### Task prompt
Find the lines holding the word "million" and collect them.

### Material supplied
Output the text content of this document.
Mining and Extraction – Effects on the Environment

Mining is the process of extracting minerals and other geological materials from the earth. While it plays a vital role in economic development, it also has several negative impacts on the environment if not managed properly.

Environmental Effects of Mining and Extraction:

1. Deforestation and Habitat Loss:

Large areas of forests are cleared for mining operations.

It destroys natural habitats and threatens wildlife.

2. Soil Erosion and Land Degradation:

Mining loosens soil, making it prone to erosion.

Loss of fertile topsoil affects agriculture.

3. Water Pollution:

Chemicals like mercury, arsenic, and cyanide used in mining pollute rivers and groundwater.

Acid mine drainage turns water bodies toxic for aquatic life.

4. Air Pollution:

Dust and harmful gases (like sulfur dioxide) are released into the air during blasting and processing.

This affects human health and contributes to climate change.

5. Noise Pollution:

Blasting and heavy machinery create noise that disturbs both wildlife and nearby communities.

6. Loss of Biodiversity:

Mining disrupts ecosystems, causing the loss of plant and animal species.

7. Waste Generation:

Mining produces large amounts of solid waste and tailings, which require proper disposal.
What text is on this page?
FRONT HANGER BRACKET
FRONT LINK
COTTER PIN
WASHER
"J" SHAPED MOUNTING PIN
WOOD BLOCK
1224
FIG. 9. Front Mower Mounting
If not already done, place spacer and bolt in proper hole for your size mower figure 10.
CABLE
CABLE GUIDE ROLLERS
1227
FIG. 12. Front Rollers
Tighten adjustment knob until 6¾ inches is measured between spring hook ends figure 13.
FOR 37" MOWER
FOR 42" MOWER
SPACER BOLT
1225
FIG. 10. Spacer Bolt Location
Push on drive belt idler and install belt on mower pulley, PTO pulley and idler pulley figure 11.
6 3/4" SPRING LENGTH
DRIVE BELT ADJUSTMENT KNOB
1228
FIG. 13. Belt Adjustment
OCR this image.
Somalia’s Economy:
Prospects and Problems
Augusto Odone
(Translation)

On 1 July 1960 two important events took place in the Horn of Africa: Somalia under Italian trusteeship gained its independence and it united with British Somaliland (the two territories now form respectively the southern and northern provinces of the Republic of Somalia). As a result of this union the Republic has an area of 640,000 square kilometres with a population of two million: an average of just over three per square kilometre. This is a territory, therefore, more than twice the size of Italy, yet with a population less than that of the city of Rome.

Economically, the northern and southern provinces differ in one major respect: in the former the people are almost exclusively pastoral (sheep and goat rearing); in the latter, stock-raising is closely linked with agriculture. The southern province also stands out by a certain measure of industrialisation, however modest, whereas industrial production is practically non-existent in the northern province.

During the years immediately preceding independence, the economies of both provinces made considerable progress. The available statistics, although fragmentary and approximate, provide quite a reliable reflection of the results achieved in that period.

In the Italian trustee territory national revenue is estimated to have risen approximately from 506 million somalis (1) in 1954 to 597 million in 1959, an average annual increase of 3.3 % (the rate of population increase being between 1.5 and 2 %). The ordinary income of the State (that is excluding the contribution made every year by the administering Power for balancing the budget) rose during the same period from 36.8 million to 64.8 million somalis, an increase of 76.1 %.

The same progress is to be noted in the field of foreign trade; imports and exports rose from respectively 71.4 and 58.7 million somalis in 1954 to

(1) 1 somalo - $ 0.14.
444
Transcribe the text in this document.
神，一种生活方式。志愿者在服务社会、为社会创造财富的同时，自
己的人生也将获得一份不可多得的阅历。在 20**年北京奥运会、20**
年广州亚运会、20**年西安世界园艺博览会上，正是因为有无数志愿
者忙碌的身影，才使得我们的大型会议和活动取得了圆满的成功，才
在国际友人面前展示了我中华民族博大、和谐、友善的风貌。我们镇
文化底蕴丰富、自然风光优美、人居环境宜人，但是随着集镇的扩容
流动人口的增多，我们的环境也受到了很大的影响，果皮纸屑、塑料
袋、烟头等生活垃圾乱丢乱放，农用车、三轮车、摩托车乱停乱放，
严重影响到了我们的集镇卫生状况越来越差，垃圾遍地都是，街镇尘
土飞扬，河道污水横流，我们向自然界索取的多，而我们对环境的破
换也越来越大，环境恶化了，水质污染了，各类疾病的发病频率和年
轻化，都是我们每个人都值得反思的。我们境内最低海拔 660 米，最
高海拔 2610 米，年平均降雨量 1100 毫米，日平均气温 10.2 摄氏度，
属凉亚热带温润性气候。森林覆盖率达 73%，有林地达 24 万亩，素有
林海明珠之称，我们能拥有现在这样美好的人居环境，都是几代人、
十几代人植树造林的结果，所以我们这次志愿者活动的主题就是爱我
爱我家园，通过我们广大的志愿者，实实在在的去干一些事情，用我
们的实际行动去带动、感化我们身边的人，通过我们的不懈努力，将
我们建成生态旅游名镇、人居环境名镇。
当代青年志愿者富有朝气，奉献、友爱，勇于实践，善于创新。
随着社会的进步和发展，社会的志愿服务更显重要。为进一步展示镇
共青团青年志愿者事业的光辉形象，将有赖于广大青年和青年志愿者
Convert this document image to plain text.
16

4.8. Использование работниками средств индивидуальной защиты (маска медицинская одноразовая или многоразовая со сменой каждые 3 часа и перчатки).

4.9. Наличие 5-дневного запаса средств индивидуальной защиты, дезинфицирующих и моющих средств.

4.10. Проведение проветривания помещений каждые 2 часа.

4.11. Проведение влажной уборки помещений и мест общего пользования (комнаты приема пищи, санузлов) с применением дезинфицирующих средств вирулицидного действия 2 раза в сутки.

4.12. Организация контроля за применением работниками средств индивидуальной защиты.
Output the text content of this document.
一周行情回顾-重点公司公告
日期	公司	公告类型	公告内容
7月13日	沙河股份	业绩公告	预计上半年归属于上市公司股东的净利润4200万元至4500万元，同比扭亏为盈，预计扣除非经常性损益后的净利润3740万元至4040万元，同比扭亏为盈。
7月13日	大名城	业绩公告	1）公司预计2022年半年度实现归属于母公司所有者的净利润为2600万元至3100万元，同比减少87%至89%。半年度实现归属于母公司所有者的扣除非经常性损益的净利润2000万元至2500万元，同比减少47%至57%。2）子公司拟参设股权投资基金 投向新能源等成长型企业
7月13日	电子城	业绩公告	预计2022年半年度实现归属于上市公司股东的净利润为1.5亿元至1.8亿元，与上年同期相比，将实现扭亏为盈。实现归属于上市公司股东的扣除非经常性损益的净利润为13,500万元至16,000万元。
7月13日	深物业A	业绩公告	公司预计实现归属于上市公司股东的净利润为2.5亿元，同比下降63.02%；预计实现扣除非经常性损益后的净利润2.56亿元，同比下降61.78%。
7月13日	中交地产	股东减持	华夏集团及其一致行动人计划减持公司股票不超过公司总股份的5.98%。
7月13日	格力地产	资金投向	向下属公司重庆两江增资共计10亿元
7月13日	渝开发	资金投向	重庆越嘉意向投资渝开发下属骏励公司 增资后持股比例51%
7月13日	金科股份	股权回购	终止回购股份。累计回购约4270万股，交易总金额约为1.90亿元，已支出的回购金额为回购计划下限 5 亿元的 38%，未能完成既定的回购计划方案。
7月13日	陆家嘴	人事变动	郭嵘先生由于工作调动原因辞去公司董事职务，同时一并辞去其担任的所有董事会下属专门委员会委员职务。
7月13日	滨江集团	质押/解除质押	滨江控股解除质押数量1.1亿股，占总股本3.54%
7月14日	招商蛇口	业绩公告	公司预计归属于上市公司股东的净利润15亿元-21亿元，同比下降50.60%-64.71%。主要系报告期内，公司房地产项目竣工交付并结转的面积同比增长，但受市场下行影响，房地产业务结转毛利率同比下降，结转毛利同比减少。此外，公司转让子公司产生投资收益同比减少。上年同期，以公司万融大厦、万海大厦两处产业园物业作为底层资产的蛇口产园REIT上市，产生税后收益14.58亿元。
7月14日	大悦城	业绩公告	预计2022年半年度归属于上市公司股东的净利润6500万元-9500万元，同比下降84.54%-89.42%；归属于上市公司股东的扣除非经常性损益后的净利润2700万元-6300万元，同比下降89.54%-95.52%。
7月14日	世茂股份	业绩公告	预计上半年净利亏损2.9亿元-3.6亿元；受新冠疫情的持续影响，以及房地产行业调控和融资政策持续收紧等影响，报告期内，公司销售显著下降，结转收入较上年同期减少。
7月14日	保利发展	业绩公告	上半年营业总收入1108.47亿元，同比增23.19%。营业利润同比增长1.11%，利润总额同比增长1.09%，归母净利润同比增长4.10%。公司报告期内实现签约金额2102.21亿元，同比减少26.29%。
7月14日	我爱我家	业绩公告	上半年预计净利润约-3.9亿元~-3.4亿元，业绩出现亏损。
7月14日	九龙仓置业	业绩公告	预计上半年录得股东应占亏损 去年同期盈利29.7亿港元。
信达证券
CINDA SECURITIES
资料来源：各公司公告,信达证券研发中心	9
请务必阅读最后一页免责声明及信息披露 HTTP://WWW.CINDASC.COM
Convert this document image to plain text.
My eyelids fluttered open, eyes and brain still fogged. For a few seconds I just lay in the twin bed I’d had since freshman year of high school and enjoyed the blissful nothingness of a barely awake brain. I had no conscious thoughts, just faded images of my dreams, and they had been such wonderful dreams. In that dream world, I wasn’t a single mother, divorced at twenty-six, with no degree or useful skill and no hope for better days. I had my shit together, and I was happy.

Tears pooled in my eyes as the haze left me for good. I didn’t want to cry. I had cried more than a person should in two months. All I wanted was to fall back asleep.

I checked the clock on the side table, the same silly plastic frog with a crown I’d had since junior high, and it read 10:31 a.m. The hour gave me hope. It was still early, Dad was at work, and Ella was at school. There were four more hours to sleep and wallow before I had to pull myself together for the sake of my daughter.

### Output below
On 1 July 1960 two important events took place in the Horn of Africa: Somalia under Italian trusteeship gained its independence and it united with British Somaliland (the two territories now form respectively the southern and northern provinces of the Republic of Somalia). As a result of this union the Republic has an area of 640,000 square kilometres with a population of two million: an average of just over three per square kilometre. This is a territory, therefore, more than twice the size of Italy, yet with a population less than that of the city of Rome.
In the Italian trustee territory national revenue is estimated to have risen approximately from 506 million somalis (1) in 1954 to 597 million in 1959, an average annual increase of 3.3 % (the rate of population increase being between 1.5 and 2 %). The ordinary income of the State (that is excluding the contribution made every year by the administering Power for balancing the budget) rose during the same period from 36.8 million to 64.8 million somalis, an increase of 76.1 %.
The same progress is to be noted in the field of foreign trade; imports and exports rose from respectively 71.4 and 58.7 million somalis in 1954 to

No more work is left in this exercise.